Data entries:
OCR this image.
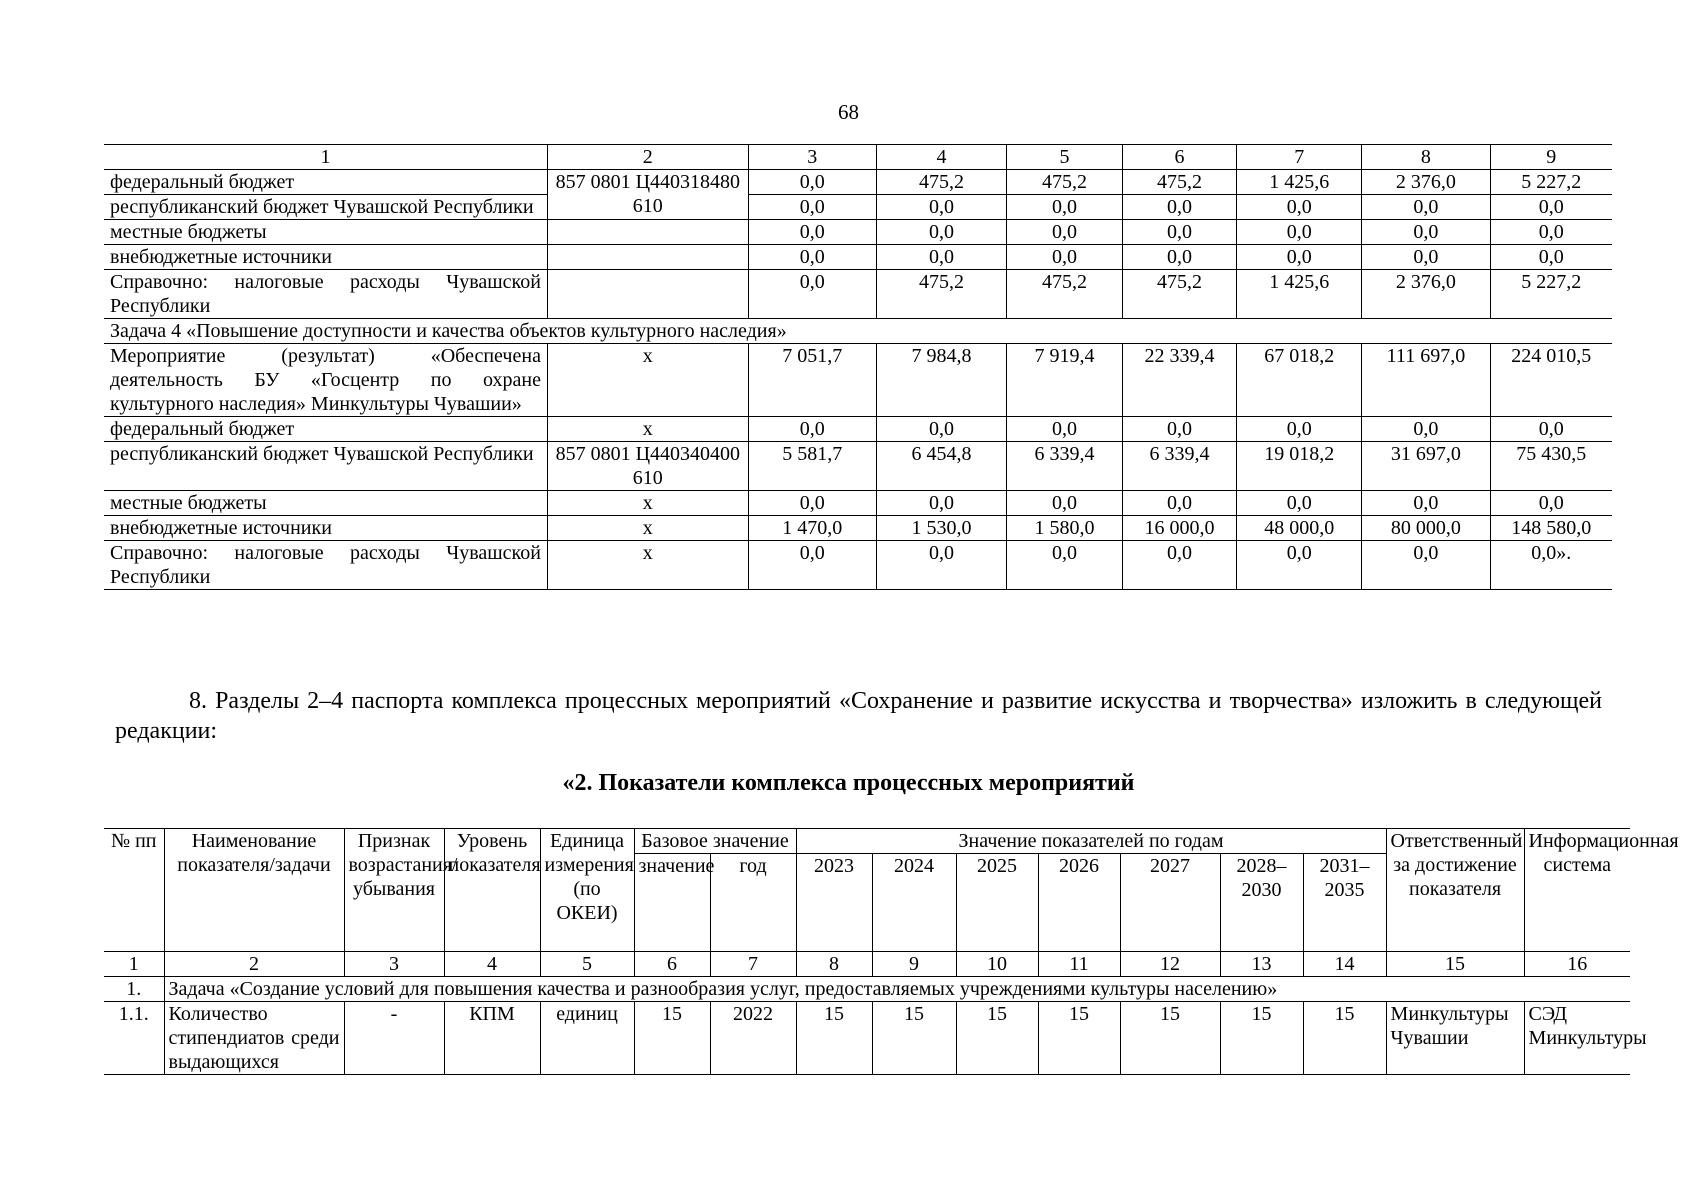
68
1	2	3	4	5	6	7	8	9
федеральный бюджет	857 0801 Ц440318480 610	0,0	475,2	475,2	475,2	1 425,6	2 376,0	5 227,2
республиканский бюджет Чувашской Республики		0,0	0,0	0,0	0,0	0,0	0,0	0,0
местные бюджеты		0,0	0,0	0,0	0,0	0,0	0,0	0,0
внебюджетные источники		0,0	0,0	0,0	0,0	0,0	0,0	0,0
Справочно: налоговые расходы Чувашской Республики		0,0	475,2	475,2	475,2	1 425,6	2 376,0	5 227,2
Задача 4 «Повышение доступности и качества объектов культурного наследия»								
Мероприятие (результат) «Обеспечена деятельность БУ «Госцентр по охране культурного наследия» Минкультуры Чувашии»	х	7 051,7	7 984,8	7 919,4	22 339,4	67 018,2	111 697,0	224 010,5
федеральный бюджет	х	0,0	0,0	0,0	0,0	0,0	0,0	0,0
республиканский бюджет Чувашской Республики	857 0801 Ц440340400 610	5 581,7	6 454,8	6 339,4	6 339,4	19 018,2	31 697,0	75 430,5
местные бюджеты	х	0,0	0,0	0,0	0,0	0,0	0,0	0,0
внебюджетные источники	х	1 470,0	1 530,0	1 580,0	16 000,0	48 000,0	80 000,0	148 580,0
Справочно: налоговые расходы Чувашской Республики	х	0,0	0,0	0,0	0,0	0,0	0,0	0,0».
8. Разделы 2–4 паспорта комплекса процессных мероприятий «Сохранение и развитие искусства и творчества» изложить в следующей редакции:
«2. Показатели комплекса процессных мероприятий
№ пп	Наименование показателя/задачи	Признак возрастания/ убывания	Уровень показателя	Единица измерения (по ОКЕИ)	Базовое значение		Значение показателей по годам							Ответственный за достижение показателя	Информационная система
					значение	год	2023	2024	2025	2026	2027	2028–2030	2031–2035		
1	2	3	4	5	6	7	8	9	10	11	12	13	14	15	16
1.	Задача «Создание условий для повышения качества и разнообразия услуг, предоставляемых учреждениями культуры населению»														
1.1.	Количество стипендиатов среди выдающихся	-	КПМ	единиц	15	2022	15	15	15	15	15	15	15	Минкультуры Чувашии	СЭД Минкультуры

* [Set exercise]: Repeat all of the records verbatim, leaving out the pictures.

* [Result for this task]:
OCR this image.
68
1	2	3	4	5	6	7	8	9
федеральный бюджет	857 0801 Ц440318480 610	0,0	475,2	475,2	475,2	1 425,6	2 376,0	5 227,2
республиканский бюджет Чувашской Республики		0,0	0,0	0,0	0,0	0,0	0,0	0,0
местные бюджеты		0,0	0,0	0,0	0,0	0,0	0,0	0,0
внебюджетные источники		0,0	0,0	0,0	0,0	0,0	0,0	0,0
Справочно: налоговые расходы Чувашской Республики		0,0	475,2	475,2	475,2	1 425,6	2 376,0	5 227,2
Задача 4 «Повышение доступности и качества объектов культурного наследия»								
Мероприятие (результат) «Обеспечена деятельность БУ «Госцентр по охране культурного наследия» Минкультуры Чувашии»	х	7 051,7	7 984,8	7 919,4	22 339,4	67 018,2	111 697,0	224 010,5
федеральный бюджет	х	0,0	0,0	0,0	0,0	0,0	0,0	0,0
республиканский бюджет Чувашской Республики	857 0801 Ц440340400 610	5 581,7	6 454,8	6 339,4	6 339,4	19 018,2	31 697,0	75 430,5
местные бюджеты	х	0,0	0,0	0,0	0,0	0,0	0,0	0,0
внебюджетные источники	х	1 470,0	1 530,0	1 580,0	16 000,0	48 000,0	80 000,0	148 580,0
Справочно: налоговые расходы Чувашской Республики	х	0,0	0,0	0,0	0,0	0,0	0,0	0,0».
8. Разделы 2–4 паспорта комплекса процессных мероприятий «Сохранение и развитие искусства и творчества» изложить в следующей редакции:
«2. Показатели комплекса процессных мероприятий
№ пп	Наименование показателя/задачи	Признак возрастания/ убывания	Уровень показателя	Единица измерения (по ОКЕИ)	Базовое значение		Значение показателей по годам							Ответственный за достижение показателя	Информационная система
					значение	год	2023	2024	2025	2026	2027	2028–2030	2031–2035		
1	2	3	4	5	6	7	8	9	10	11	12	13	14	15	16
1.	Задача «Создание условий для повышения качества и разнообразия услуг, предоставляемых учреждениями культуры населению»														
1.1.	Количество стипендиатов среди выдающихся	-	КПМ	единиц	15	2022	15	15	15	15	15	15	15	Минкультуры Чувашии	СЭД Минкультуры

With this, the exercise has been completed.